Given task:
Give every entry again, unchanged, and leave its images out.

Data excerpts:
┄┄┄┄┄┄┄┄┄┄

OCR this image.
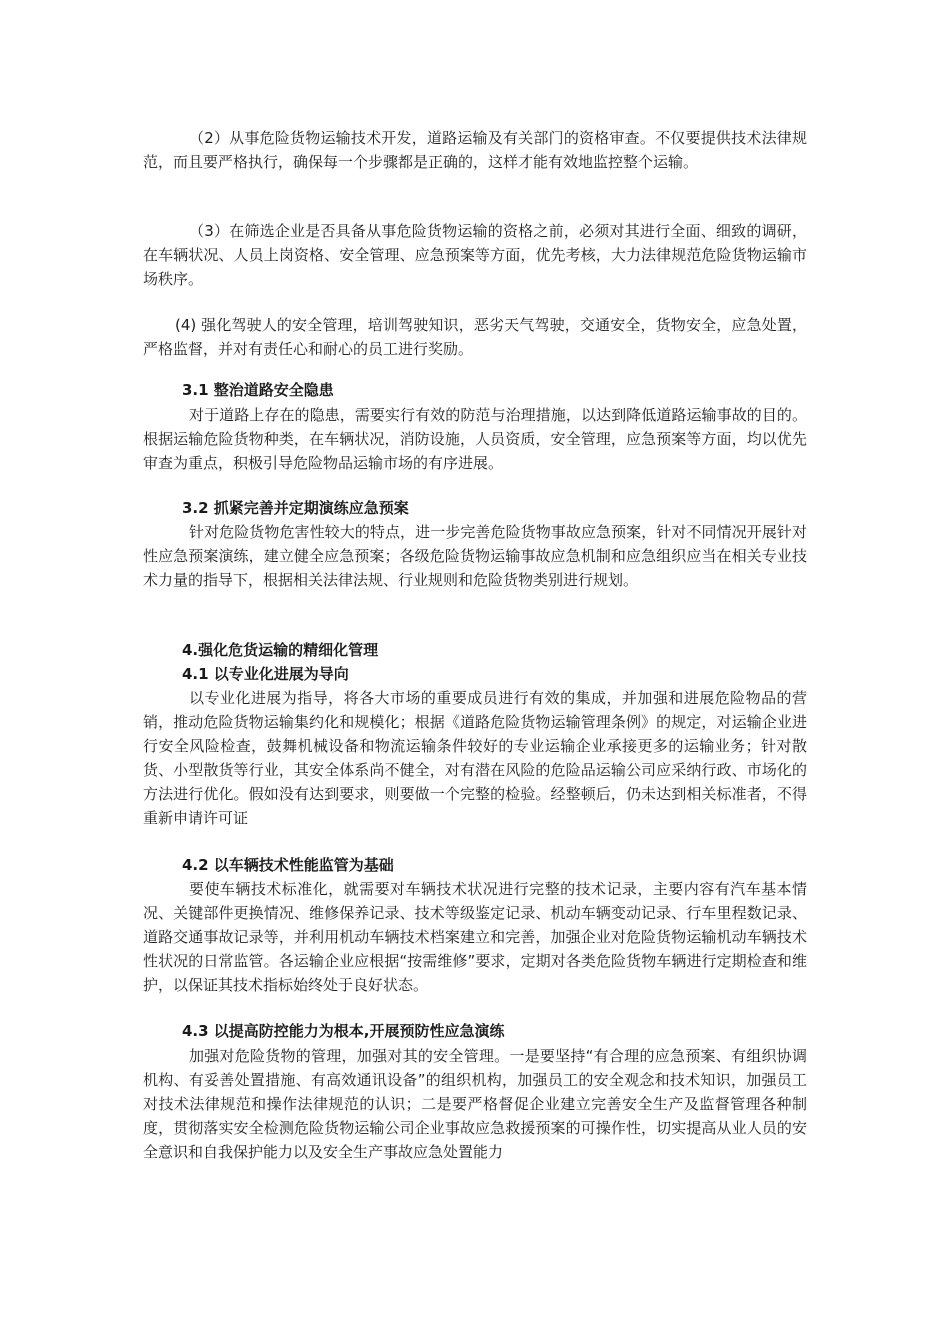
（2）从事危险货物运输技术开发，道路运输及有关部门的资格审查。不仅要提供技术法律规范，而且要严格执行，确保每一个步骤都是正确的，这样才能有效地监控整个运输。

（3）在筛选企业是否具备从事危险货物运输的资格之前，必须对其进行全面、细致的调研，在车辆状况、人员上岗资格、安全管理、应急预案等方面，优先考核，大力法律规范危险货物运输市场秩序。

(4) 强化驾驶人的安全管理，培训驾驶知识，恶劣天气驾驶，交通安全，货物安全，应急处置，严格监督，并对有责任心和耐心的员工进行奖励。

3.1 整治道路安全隐患

对于道路上存在的隐患，需要实行有效的防范与治理措施，以达到降低道路运输事故的目的。根据运输危险货物种类，在车辆状况，消防设施，人员资质，安全管理，应急预案等方面，均以优先审查为重点，积极引导危险物品运输市场的有序进展。

3.2 抓紧完善并定期演练应急预案

针对危险货物危害性较大的特点，进一步完善危险货物事故应急预案，针对不同情况开展针对性应急预案演练，建立健全应急预案；各级危险货物运输事故应急机制和应急组织应当在相关专业技术力量的指导下，根据相关法律法规、行业规则和危险货物类别进行规划。

4.强化危货运输的精细化管理
4.1 以专业化进展为导向

以专业化进展为指导，将各大市场的重要成员进行有效的集成，并加强和进展危险物品的营销，推动危险货物运输集约化和规模化；根据《道路危险货物运输管理条例》的规定，对运输企业进行安全风险检查，鼓舞机械设备和物流运输条件较好的专业运输企业承接更多的运输业务；针对散货、小型散货等行业，其安全体系尚不健全，对有潜在风险的危险品运输公司应采纳行政、市场化的方法进行优化。假如没有达到要求，则要做一个完整的检验。经整顿后，仍未达到相关标准者，不得重新申请许可证

4.2 以车辆技术性能监管为基础

要使车辆技术标准化，就需要对车辆技术状况进行完整的技术记录，主要内容有汽车基本情况、关键部件更换情况、维修保养记录、技术等级鉴定记录、机动车辆变动记录、行车里程数记录、道路交通事故记录等，并利用机动车辆技术档案建立和完善，加强企业对危险货物运输机动车辆技术性状况的日常监管。各运输企业应根据“按需维修”要求，定期对各类危险货物车辆进行定期检查和维护，以保证其技术指标始终处于良好状态。

4.3 以提高防控能力为根本,开展预防性应急演练

加强对危险货物的管理，加强对其的安全管理。一是要坚持“有合理的应急预案、有组织协调机构、有妥善处置措施、有高效通讯设备”的组织机构，加强员工的安全观念和技术知识，加强员工对技术法律规范和操作法律规范的认识；二是要严格督促企业建立完善安全生产及监督管理各种制度，贯彻落实安全检测危险货物运输公司企业事故应急救援预案的可操作性，切实提高从业人员的安全意识和自我保护能力以及安全生产事故应急处置能力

┄┄┄┄┄┄┄┄┄┄

Full solution:
OCR this image.
（2）从事危险货物运输技术开发，道路运输及有关部门的资格审查。不仅要提供技术法律规范，而且要严格执行，确保每一个步骤都是正确的，这样才能有效地监控整个运输。

（3）在筛选企业是否具备从事危险货物运输的资格之前，必须对其进行全面、细致的调研，在车辆状况、人员上岗资格、安全管理、应急预案等方面，优先考核，大力法律规范危险货物运输市场秩序。

(4) 强化驾驶人的安全管理，培训驾驶知识，恶劣天气驾驶，交通安全，货物安全，应急处置，严格监督，并对有责任心和耐心的员工进行奖励。

3.1 整治道路安全隐患

对于道路上存在的隐患，需要实行有效的防范与治理措施，以达到降低道路运输事故的目的。根据运输危险货物种类，在车辆状况，消防设施，人员资质，安全管理，应急预案等方面，均以优先审查为重点，积极引导危险物品运输市场的有序进展。

3.2 抓紧完善并定期演练应急预案

针对危险货物危害性较大的特点，进一步完善危险货物事故应急预案，针对不同情况开展针对性应急预案演练，建立健全应急预案；各级危险货物运输事故应急机制和应急组织应当在相关专业技术力量的指导下，根据相关法律法规、行业规则和危险货物类别进行规划。

4.强化危货运输的精细化管理
4.1 以专业化进展为导向

以专业化进展为指导，将各大市场的重要成员进行有效的集成，并加强和进展危险物品的营销，推动危险货物运输集约化和规模化；根据《道路危险货物运输管理条例》的规定，对运输企业进行安全风险检查，鼓舞机械设备和物流运输条件较好的专业运输企业承接更多的运输业务；针对散货、小型散货等行业，其安全体系尚不健全，对有潜在风险的危险品运输公司应采纳行政、市场化的方法进行优化。假如没有达到要求，则要做一个完整的检验。经整顿后，仍未达到相关标准者，不得重新申请许可证

4.2 以车辆技术性能监管为基础

要使车辆技术标准化，就需要对车辆技术状况进行完整的技术记录，主要内容有汽车基本情况、关键部件更换情况、维修保养记录、技术等级鉴定记录、机动车辆变动记录、行车里程数记录、道路交通事故记录等，并利用机动车辆技术档案建立和完善，加强企业对危险货物运输机动车辆技术性状况的日常监管。各运输企业应根据“按需维修”要求，定期对各类危险货物车辆进行定期检查和维护，以保证其技术指标始终处于良好状态。

4.3 以提高防控能力为根本,开展预防性应急演练

加强对危险货物的管理，加强对其的安全管理。一是要坚持“有合理的应急预案、有组织协调机构、有妥善处置措施、有高效通讯设备”的组织机构，加强员工的安全观念和技术知识，加强员工对技术法律规范和操作法律规范的认识；二是要严格督促企业建立完善安全生产及监督管理各种制度，贯彻落实安全检测危险货物运输公司企业事故应急救援预案的可操作性，切实提高从业人员的安全意识和自我保护能力以及安全生产事故应急处置能力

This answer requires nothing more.